__Exercise details__. Work through the data line by line, gathering every line that has the word "خوبی".
---------- Information shown
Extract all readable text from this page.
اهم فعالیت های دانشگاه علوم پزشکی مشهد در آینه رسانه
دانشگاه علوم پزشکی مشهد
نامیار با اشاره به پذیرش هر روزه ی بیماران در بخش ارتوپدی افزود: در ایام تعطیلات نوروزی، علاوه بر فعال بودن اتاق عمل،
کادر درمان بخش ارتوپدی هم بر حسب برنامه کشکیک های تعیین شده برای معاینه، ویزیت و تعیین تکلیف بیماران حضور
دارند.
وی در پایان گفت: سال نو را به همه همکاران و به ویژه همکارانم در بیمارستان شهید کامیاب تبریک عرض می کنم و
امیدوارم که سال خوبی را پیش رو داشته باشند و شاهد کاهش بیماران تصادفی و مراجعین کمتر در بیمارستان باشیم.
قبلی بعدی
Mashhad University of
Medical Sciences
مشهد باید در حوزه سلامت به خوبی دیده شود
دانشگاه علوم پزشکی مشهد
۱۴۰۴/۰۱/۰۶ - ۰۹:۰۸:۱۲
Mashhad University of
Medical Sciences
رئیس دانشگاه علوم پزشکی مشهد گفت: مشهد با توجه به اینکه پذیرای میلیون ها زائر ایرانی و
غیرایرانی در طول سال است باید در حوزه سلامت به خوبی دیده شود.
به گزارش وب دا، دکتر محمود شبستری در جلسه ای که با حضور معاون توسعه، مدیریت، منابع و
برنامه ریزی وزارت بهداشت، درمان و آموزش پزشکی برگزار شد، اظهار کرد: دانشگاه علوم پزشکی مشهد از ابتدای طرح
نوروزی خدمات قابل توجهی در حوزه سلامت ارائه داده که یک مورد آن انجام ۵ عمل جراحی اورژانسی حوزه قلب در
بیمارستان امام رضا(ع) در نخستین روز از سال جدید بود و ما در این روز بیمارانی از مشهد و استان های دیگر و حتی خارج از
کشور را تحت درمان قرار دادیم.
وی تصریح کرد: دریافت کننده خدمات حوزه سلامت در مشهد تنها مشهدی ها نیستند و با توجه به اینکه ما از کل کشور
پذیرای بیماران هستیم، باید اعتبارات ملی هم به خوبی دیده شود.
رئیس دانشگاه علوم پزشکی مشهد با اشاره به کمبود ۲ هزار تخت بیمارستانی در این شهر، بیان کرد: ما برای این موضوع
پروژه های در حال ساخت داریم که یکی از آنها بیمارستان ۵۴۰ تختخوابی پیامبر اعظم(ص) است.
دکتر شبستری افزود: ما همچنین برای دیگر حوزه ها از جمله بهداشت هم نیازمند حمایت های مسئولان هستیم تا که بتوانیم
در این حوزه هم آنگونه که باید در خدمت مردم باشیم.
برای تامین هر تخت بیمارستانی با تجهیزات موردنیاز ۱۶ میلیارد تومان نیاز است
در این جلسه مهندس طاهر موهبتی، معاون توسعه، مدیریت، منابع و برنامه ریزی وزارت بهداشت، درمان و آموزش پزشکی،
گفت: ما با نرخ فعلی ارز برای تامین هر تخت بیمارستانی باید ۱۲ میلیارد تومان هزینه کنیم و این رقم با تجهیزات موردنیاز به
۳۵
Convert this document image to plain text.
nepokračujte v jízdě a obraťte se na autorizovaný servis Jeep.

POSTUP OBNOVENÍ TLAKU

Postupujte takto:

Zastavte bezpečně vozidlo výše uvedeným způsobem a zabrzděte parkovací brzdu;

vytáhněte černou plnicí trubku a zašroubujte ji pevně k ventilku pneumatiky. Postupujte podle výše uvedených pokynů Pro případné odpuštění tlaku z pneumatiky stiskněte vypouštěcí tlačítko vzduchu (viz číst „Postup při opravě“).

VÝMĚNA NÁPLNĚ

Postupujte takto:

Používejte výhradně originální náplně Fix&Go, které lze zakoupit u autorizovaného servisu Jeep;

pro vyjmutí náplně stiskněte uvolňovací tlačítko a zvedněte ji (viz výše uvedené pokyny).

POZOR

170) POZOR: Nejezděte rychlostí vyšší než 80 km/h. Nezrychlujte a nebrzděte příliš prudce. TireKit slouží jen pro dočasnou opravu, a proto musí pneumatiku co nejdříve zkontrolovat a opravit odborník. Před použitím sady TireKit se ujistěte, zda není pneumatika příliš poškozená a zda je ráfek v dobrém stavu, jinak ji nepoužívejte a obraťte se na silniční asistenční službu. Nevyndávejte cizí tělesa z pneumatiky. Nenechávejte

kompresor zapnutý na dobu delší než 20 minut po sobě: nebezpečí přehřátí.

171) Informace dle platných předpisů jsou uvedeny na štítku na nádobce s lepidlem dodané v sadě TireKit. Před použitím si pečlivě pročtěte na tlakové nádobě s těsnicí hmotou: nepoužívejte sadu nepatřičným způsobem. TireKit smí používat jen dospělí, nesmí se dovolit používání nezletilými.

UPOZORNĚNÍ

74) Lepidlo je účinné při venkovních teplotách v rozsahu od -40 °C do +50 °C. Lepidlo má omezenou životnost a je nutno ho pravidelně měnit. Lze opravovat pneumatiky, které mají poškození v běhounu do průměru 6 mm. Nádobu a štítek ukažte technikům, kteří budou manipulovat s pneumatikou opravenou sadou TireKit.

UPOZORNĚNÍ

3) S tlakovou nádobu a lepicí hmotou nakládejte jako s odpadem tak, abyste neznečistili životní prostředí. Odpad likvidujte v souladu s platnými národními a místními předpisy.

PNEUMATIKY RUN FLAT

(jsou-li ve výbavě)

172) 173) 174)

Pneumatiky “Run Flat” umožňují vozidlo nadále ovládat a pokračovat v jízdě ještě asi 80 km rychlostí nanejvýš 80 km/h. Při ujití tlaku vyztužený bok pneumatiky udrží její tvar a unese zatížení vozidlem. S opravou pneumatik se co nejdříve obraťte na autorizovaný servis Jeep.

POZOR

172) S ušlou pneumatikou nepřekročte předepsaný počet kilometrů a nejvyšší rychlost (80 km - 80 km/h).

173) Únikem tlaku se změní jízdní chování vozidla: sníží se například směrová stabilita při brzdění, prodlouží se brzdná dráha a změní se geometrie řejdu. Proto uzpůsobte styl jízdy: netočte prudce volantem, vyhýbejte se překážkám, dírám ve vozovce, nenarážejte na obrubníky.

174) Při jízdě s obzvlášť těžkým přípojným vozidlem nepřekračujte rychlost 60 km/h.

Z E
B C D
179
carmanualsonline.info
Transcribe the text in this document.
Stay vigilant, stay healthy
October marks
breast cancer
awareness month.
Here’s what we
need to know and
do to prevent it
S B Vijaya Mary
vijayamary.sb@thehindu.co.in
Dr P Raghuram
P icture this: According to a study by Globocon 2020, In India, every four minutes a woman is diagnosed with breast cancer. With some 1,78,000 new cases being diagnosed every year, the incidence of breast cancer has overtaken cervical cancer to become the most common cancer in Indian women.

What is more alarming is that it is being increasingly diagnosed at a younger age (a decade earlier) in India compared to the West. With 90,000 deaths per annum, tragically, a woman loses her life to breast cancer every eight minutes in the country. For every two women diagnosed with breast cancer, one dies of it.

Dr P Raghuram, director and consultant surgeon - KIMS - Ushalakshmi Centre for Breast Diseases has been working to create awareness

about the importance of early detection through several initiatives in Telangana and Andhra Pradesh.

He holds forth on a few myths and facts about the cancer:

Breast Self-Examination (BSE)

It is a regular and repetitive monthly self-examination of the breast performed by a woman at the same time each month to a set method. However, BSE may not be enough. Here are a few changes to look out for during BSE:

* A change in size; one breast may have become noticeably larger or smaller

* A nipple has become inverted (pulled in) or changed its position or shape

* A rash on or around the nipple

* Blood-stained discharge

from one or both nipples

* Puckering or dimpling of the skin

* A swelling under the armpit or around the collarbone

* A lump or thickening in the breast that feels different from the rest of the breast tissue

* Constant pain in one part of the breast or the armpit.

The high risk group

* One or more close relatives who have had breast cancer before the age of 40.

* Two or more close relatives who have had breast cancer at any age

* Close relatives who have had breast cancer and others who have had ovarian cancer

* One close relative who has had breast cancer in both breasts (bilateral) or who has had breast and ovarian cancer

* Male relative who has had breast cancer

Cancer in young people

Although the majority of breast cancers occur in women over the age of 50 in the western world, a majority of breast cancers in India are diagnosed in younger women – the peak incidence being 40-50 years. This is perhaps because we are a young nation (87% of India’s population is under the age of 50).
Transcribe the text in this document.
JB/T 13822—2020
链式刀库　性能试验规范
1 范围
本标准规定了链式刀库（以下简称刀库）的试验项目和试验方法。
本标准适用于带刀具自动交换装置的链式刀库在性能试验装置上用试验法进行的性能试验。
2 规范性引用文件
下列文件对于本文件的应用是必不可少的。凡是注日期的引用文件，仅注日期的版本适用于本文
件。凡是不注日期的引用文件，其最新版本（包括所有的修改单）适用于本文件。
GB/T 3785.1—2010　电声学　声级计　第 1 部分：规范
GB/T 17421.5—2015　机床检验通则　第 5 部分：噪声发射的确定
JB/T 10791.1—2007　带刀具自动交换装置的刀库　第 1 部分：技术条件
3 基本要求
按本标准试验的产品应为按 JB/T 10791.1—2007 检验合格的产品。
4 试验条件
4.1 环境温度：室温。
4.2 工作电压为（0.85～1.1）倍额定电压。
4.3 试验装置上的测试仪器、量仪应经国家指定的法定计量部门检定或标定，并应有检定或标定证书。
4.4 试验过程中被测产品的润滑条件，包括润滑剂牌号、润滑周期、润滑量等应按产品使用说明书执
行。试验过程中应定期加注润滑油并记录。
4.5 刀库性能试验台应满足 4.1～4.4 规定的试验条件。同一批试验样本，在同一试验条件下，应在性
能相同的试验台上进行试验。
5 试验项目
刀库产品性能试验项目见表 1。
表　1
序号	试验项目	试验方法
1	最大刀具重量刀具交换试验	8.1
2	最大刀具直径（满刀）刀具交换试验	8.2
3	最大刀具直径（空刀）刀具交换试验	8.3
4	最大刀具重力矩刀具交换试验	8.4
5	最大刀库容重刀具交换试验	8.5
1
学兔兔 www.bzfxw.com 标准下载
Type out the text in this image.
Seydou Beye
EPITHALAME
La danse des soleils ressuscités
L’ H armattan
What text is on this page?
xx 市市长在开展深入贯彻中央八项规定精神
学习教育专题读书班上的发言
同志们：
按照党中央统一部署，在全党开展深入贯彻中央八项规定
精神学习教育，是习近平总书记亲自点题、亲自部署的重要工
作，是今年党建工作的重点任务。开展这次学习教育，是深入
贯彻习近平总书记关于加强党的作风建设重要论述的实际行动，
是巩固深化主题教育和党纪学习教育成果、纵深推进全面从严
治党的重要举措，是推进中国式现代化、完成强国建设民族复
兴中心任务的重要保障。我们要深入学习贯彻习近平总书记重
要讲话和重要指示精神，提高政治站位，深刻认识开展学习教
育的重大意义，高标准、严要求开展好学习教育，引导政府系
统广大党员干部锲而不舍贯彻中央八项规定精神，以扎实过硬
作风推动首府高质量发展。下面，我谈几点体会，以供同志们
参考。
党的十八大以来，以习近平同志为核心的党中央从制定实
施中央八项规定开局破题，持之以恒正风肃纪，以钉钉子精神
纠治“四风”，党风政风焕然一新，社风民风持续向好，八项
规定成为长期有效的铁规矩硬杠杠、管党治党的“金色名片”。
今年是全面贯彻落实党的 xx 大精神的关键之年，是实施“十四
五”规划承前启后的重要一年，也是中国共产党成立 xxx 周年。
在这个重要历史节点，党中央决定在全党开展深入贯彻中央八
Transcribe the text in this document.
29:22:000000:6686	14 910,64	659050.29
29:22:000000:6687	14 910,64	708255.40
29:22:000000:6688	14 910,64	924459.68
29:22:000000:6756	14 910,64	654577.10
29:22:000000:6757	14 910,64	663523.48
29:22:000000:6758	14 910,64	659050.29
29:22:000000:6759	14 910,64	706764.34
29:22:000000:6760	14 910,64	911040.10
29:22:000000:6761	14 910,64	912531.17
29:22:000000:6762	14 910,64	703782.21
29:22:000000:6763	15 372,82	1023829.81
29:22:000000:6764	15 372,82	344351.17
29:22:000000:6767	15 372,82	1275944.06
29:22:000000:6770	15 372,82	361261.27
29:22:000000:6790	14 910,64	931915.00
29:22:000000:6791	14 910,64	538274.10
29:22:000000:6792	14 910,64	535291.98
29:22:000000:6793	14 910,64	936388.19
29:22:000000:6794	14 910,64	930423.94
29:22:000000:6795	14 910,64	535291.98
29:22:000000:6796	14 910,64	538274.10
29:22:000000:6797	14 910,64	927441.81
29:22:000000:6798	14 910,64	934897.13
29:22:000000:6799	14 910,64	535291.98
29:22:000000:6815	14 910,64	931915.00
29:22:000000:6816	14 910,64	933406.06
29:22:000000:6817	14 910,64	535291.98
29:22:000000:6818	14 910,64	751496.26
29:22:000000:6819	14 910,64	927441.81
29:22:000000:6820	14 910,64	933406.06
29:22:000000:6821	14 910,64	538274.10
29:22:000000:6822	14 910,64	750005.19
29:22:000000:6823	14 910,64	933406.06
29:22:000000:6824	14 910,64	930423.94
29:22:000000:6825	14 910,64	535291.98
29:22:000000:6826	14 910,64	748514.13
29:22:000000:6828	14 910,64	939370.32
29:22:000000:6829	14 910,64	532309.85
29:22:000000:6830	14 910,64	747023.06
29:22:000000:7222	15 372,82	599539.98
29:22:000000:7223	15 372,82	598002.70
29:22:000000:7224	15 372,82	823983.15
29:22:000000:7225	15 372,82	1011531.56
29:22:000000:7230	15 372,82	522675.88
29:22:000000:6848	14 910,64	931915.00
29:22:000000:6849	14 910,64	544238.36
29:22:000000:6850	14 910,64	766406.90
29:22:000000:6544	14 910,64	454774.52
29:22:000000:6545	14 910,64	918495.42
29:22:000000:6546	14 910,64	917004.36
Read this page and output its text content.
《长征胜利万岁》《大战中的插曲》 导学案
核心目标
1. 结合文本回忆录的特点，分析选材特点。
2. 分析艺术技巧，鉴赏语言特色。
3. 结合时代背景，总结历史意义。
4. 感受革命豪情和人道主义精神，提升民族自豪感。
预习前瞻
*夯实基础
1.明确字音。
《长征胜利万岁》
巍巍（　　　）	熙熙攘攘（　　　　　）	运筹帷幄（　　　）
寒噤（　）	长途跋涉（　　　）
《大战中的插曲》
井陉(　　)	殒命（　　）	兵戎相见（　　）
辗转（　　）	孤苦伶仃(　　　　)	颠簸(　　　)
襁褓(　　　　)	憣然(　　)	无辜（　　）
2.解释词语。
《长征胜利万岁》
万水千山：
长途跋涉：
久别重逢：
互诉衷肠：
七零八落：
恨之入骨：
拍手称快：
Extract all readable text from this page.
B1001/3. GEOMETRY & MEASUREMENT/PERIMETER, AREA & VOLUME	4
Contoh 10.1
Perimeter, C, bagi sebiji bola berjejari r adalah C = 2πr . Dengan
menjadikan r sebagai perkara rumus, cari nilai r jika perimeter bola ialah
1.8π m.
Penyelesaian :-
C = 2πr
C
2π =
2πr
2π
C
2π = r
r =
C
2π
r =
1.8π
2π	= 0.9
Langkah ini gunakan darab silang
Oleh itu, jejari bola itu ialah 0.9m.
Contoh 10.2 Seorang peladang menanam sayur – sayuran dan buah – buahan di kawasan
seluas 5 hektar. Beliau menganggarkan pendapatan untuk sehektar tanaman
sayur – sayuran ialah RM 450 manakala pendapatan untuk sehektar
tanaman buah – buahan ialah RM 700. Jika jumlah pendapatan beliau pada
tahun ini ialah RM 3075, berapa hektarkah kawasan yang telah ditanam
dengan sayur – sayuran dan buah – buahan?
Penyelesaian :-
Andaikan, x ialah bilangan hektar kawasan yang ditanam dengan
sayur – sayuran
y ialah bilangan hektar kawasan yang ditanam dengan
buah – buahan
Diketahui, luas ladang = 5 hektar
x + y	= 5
--------------------
__Task response__.
امیدوارم که سال خوبی را پیش رو داشته باشند و شاهد کاهش بیماران تصادفی و مراجعین کمتر در بیمارستان باشیم.
مشهد باید در حوزه سلامت به خوبی دیده شود
غیرایرانی در طول سال است باید در حوزه سلامت به خوبی دیده شود.
پذیرای بیماران هستیم، باید اعتبارات ملی هم به خوبی دیده شود.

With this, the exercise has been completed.